Written instruction:
For the copy, please give all of the data again exactly and leave the pictures out.

Dataset entries:
● ● ● ● ●

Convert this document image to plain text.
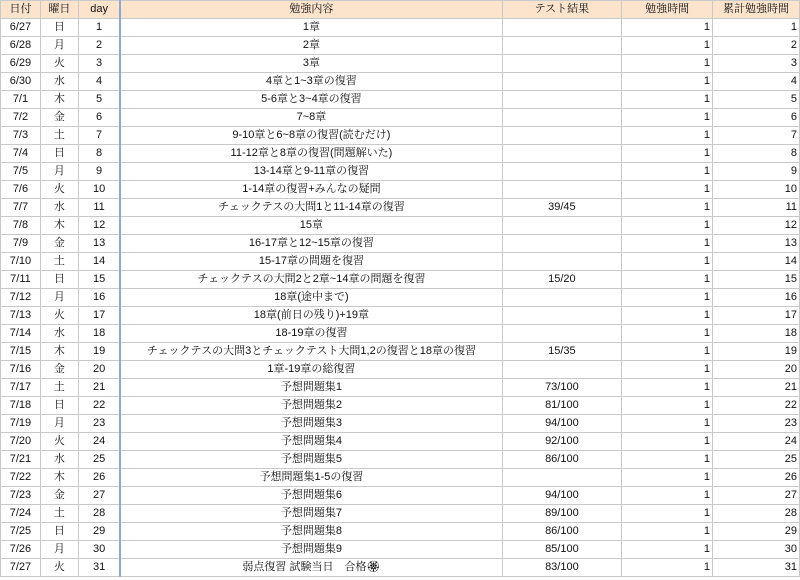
日付	曜日	day	勉強内容	テスト結果	勉強時間	累計勉強時間
6/27	日	1	1章		1	1
6/28	月	2	2章		1	2
6/29	火	3	3章		1	3
6/30	水	4	4章と1~3章の復習		1	4
7/1	木	5	5-6章と3~4章の復習		1	5
7/2	金	6	7~8章		1	6
7/3	土	7	9-10章と6~8章の復習(読むだけ)		1	7
7/4	日	8	11-12章と8章の復習(問題解いた)		1	8
7/5	月	9	13-14章と9-11章の復習		1	9
7/6	火	10	1-14章の復習+みんなの疑問		1	10
7/7	水	11	チェックテスの大問1と11-14章の復習	39/45	1	11
7/8	木	12	15章		1	12
7/9	金	13	16-17章と12~15章の復習		1	13
7/10	土	14	15-17章の問題を復習		1	14
7/11	日	15	チェックテスの大問2と2章~14章の問題を復習	15/20	1	15
7/12	月	16	18章(途中まで)		1	16
7/13	火	17	18章(前日の残り)+19章		1	17
7/14	水	18	18-19章の復習		1	18
7/15	木	19	チェックテスの大問3とチェックテスト大問1,2の復習と18章の復習	15/35	1	19
7/16	金	20	1章-19章の総復習		1	20
7/17	土	21	予想問題集1	73/100	1	21
7/18	日	22	予想問題集2	81/100	1	22
7/19	月	23	予想問題集3	94/100	1	23
7/20	火	24	予想問題集4	92/100	1	24
7/21	水	25	予想問題集5	86/100	1	25
7/22	木	26	予想問題集1-5の復習		1	26
7/23	金	27	予想問題集6	94/100	1	27
7/24	土	28	予想問題集7	89/100	1	28
7/25	日	29	予想問題集8	86/100	1	29
7/26	月	30	予想問題集9	85/100	1	30
7/27	火	31	弱点復習 試験当日　合格🏵	83/100	1	31
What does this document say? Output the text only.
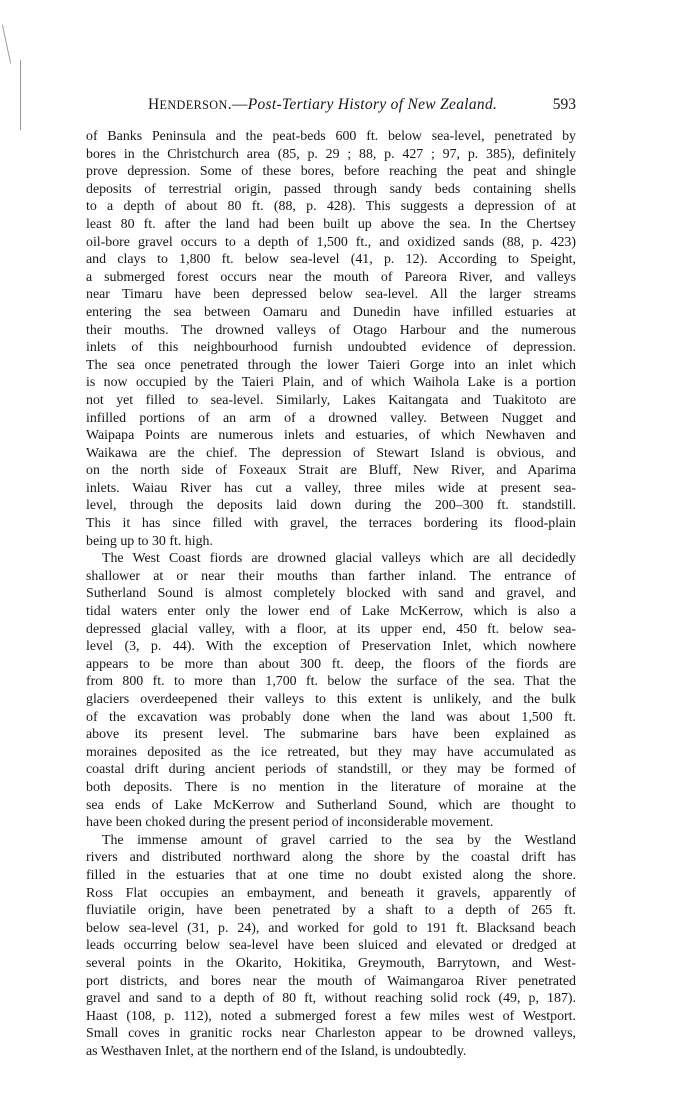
HENDERSON.—Post-Tertiary History of New Zealand.	593

of Banks Peninsula and the peat-beds 600 ft. below sea-level, penetrated by

bores in the Christchurch area (85, p. 29 ; 88, p. 427 ; 97, p. 385), definitely

prove depression. Some of these bores, before reaching the peat and shingle

deposits of terrestrial origin, passed through sandy beds containing shells

to a depth of about 80 ft. (88, p. 428). This suggests a depression of at

least 80 ft. after the land had been built up above the sea. In the Chertsey

oil-bore gravel occurs to a depth of 1,500 ft., and oxidized sands (88, p. 423)

and clays to 1,800 ft. below sea-level (41, p. 12). According to Speight,

a submerged forest occurs near the mouth of Pareora River, and valleys

near Timaru have been depressed below sea-level. All the larger streams

entering the sea between Oamaru and Dunedin have infilled estuaries at

their mouths. The drowned valleys of Otago Harbour and the numerous

inlets of this neighbourhood furnish undoubted evidence of depression.

The sea once penetrated through the lower Taieri Gorge into an inlet which

is now occupied by the Taieri Plain, and of which Waihola Lake is a portion

not yet filled to sea-level. Similarly, Lakes Kaitangata and Tuakitoto are

infilled portions of an arm of a drowned valley. Between Nugget and

Waipapa Points are numerous inlets and estuaries, of which Newhaven and

Waikawa are the chief. The depression of Stewart Island is obvious, and

on the north side of Foxeaux Strait are Bluff, New River, and Aparima

inlets. Waiau River has cut a valley, three miles wide at present sea-

level, through the deposits laid down during the 200–300 ft. standstill.

This it has since filled with gravel, the terraces bordering its flood-plain

being up to 30 ft. high.

The West Coast fiords are drowned glacial valleys which are all decidedly

shallower at or near their mouths than farther inland. The entrance of

Sutherland Sound is almost completely blocked with sand and gravel, and

tidal waters enter only the lower end of Lake McKerrow, which is also a

depressed glacial valley, with a floor, at its upper end, 450 ft. below sea-

level (3, p. 44). With the exception of Preservation Inlet, which nowhere

appears to be more than about 300 ft. deep, the floors of the fiords are

from 800 ft. to more than 1,700 ft. below the surface of the sea. That the

glaciers overdeepened their valleys to this extent is unlikely, and the bulk

of the excavation was probably done when the land was about 1,500 ft.

above its present level. The submarine bars have been explained as

moraines deposited as the ice retreated, but they may have accumulated as

coastal drift during ancient periods of standstill, or they may be formed of

both deposits. There is no mention in the literature of moraine at the

sea ends of Lake McKerrow and Sutherland Sound, which are thought to

have been choked during the present period of inconsiderable movement.

The immense amount of gravel carried to the sea by the Westland

rivers and distributed northward along the shore by the coastal drift has

filled in the estuaries that at one time no doubt existed along the shore.

Ross Flat occupies an embayment, and beneath it gravels, apparently of

fluviatile origin, have been penetrated by a shaft to a depth of 265 ft.

below sea-level (31, p. 24), and worked for gold to 191 ft. Blacksand beach

leads occurring below sea-level have been sluiced and elevated or dredged at

several points in the Okarito, Hokitika, Greymouth, Barrytown, and West-

port districts, and bores near the mouth of Waimangaroa River penetrated

gravel and sand to a depth of 80 ft, without reaching solid rock (49, p, 187).

Haast (108, p. 112), noted a submerged forest a few miles west of Westport.

Small coves in granitic rocks near Charleston appear to be drowned valleys,

as Westhaven Inlet, at the northern end of the Island, is undoubtedly.
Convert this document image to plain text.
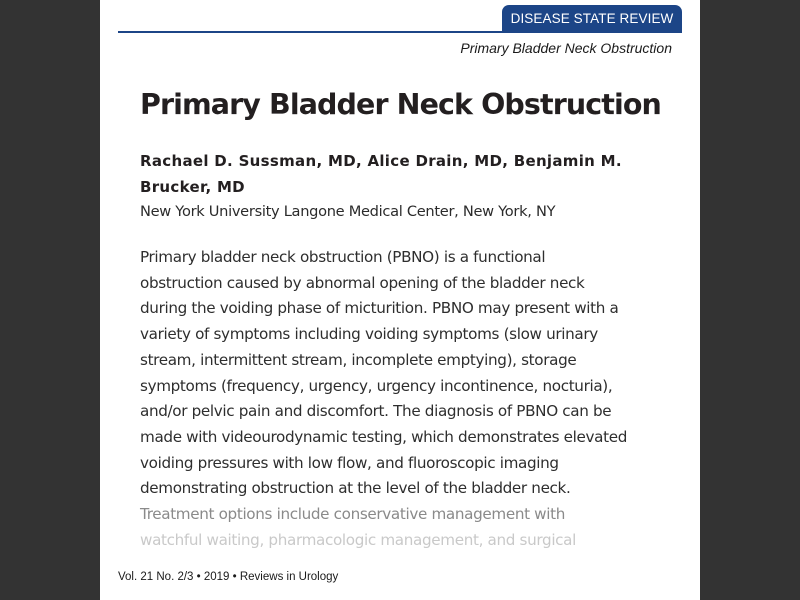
DISEASE STATE REVIEW
Primary Bladder Neck Obstruction
Primary Bladder Neck Obstruction
Rachael D. Sussman, MD, Alice Drain, MD, Benjamin M. Brucker, MD
New York University Langone Medical Center, New York, NY
Primary bladder neck obstruction (PBNO) is a functional
obstruction caused by abnormal opening of the bladder neck
during the voiding phase of micturition. PBNO may present with a
variety of symptoms including voiding symptoms (slow urinary
stream, intermittent stream, incomplete emptying), storage
symptoms (frequency, urgency, urgency incontinence, nocturia),
and/or pelvic pain and discomfort. The diagnosis of PBNO can be
made with videourodynamic testing, which demonstrates elevated
voiding pressures with low flow, and fluoroscopic imaging
demonstrating obstruction at the level of the bladder neck.
Treatment options include conservative management with
watchful waiting, pharmacologic management, and surgical
Vol. 21 No. 2/3 • 2019 • Reviews in Urology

● ● ● ● ●

Result for this exercise:
Convert this document image to plain text.
日付	曜日	day	勉強内容	テスト結果	勉強時間	累計勉強時間
6/27	日	1	1章		1	1
6/28	月	2	2章		1	2
6/29	火	3	3章		1	3
6/30	水	4	4章と1~3章の復習		1	4
7/1	木	5	5-6章と3~4章の復習		1	5
7/2	金	6	7~8章		1	6
7/3	土	7	9-10章と6~8章の復習(読むだけ)		1	7
7/4	日	8	11-12章と8章の復習(問題解いた)		1	8
7/5	月	9	13-14章と9-11章の復習		1	9
7/6	火	10	1-14章の復習+みんなの疑問		1	10
7/7	水	11	チェックテスの大問1と11-14章の復習	39/45	1	11
7/8	木	12	15章		1	12
7/9	金	13	16-17章と12~15章の復習		1	13
7/10	土	14	15-17章の問題を復習		1	14
7/11	日	15	チェックテスの大問2と2章~14章の問題を復習	15/20	1	15
7/12	月	16	18章(途中まで)		1	16
7/13	火	17	18章(前日の残り)+19章		1	17
7/14	水	18	18-19章の復習		1	18
7/15	木	19	チェックテスの大問3とチェックテスト大問1,2の復習と18章の復習	15/35	1	19
7/16	金	20	1章-19章の総復習		1	20
7/17	土	21	予想問題集1	73/100	1	21
7/18	日	22	予想問題集2	81/100	1	22
7/19	月	23	予想問題集3	94/100	1	23
7/20	火	24	予想問題集4	92/100	1	24
7/21	水	25	予想問題集5	86/100	1	25
7/22	木	26	予想問題集1-5の復習		1	26
7/23	金	27	予想問題集6	94/100	1	27
7/24	土	28	予想問題集7	89/100	1	28
7/25	日	29	予想問題集8	86/100	1	29
7/26	月	30	予想問題集9	85/100	1	30
7/27	火	31	弱点復習 試験当日　合格🏵	83/100	1	31
What does this document say? Output the text only.
HENDERSON.—Post-Tertiary History of New Zealand.	593

of Banks Peninsula and the peat-beds 600 ft. below sea-level, penetrated by

bores in the Christchurch area (85, p. 29 ; 88, p. 427 ; 97, p. 385), definitely

prove depression. Some of these bores, before reaching the peat and shingle

deposits of terrestrial origin, passed through sandy beds containing shells

to a depth of about 80 ft. (88, p. 428). This suggests a depression of at

least 80 ft. after the land had been built up above the sea. In the Chertsey

oil-bore gravel occurs to a depth of 1,500 ft., and oxidized sands (88, p. 423)

and clays to 1,800 ft. below sea-level (41, p. 12). According to Speight,

a submerged forest occurs near the mouth of Pareora River, and valleys

near Timaru have been depressed below sea-level. All the larger streams

entering the sea between Oamaru and Dunedin have infilled estuaries at

their mouths. The drowned valleys of Otago Harbour and the numerous

inlets of this neighbourhood furnish undoubted evidence of depression.

The sea once penetrated through the lower Taieri Gorge into an inlet which

is now occupied by the Taieri Plain, and of which Waihola Lake is a portion

not yet filled to sea-level. Similarly, Lakes Kaitangata and Tuakitoto are

infilled portions of an arm of a drowned valley. Between Nugget and

Waipapa Points are numerous inlets and estuaries, of which Newhaven and

Waikawa are the chief. The depression of Stewart Island is obvious, and

on the north side of Foxeaux Strait are Bluff, New River, and Aparima

inlets. Waiau River has cut a valley, three miles wide at present sea-

level, through the deposits laid down during the 200–300 ft. standstill.

This it has since filled with gravel, the terraces bordering its flood-plain

being up to 30 ft. high.

The West Coast fiords are drowned glacial valleys which are all decidedly

shallower at or near their mouths than farther inland. The entrance of

Sutherland Sound is almost completely blocked with sand and gravel, and

tidal waters enter only the lower end of Lake McKerrow, which is also a

depressed glacial valley, with a floor, at its upper end, 450 ft. below sea-

level (3, p. 44). With the exception of Preservation Inlet, which nowhere

appears to be more than about 300 ft. deep, the floors of the fiords are

from 800 ft. to more than 1,700 ft. below the surface of the sea. That the

glaciers overdeepened their valleys to this extent is unlikely, and the bulk

of the excavation was probably done when the land was about 1,500 ft.

above its present level. The submarine bars have been explained as

moraines deposited as the ice retreated, but they may have accumulated as

coastal drift during ancient periods of standstill, or they may be formed of

both deposits. There is no mention in the literature of moraine at the

sea ends of Lake McKerrow and Sutherland Sound, which are thought to

have been choked during the present period of inconsiderable movement.

The immense amount of gravel carried to the sea by the Westland

rivers and distributed northward along the shore by the coastal drift has

filled in the estuaries that at one time no doubt existed along the shore.

Ross Flat occupies an embayment, and beneath it gravels, apparently of

fluviatile origin, have been penetrated by a shaft to a depth of 265 ft.

below sea-level (31, p. 24), and worked for gold to 191 ft. Blacksand beach

leads occurring below sea-level have been sluiced and elevated or dredged at

several points in the Okarito, Hokitika, Greymouth, Barrytown, and West-

port districts, and bores near the mouth of Waimangaroa River penetrated

gravel and sand to a depth of 80 ft, without reaching solid rock (49, p, 187).

Haast (108, p. 112), noted a submerged forest a few miles west of Westport.

Small coves in granitic rocks near Charleston appear to be drowned valleys,

as Westhaven Inlet, at the northern end of the Island, is undoubtedly.
Convert this document image to plain text.
DISEASE STATE REVIEW
Primary Bladder Neck Obstruction
Primary Bladder Neck Obstruction
Rachael D. Sussman, MD, Alice Drain, MD, Benjamin M. Brucker, MD
New York University Langone Medical Center, New York, NY
Primary bladder neck obstruction (PBNO) is a functional
obstruction caused by abnormal opening of the bladder neck
during the voiding phase of micturition. PBNO may present with a
variety of symptoms including voiding symptoms (slow urinary
stream, intermittent stream, incomplete emptying), storage
symptoms (frequency, urgency, urgency incontinence, nocturia),
and/or pelvic pain and discomfort. The diagnosis of PBNO can be
made with videourodynamic testing, which demonstrates elevated
voiding pressures with low flow, and fluoroscopic imaging
demonstrating obstruction at the level of the bladder neck.
Treatment options include conservative management with
watchful waiting, pharmacologic management, and surgical
Vol. 21 No. 2/3 • 2019 • Reviews in Urology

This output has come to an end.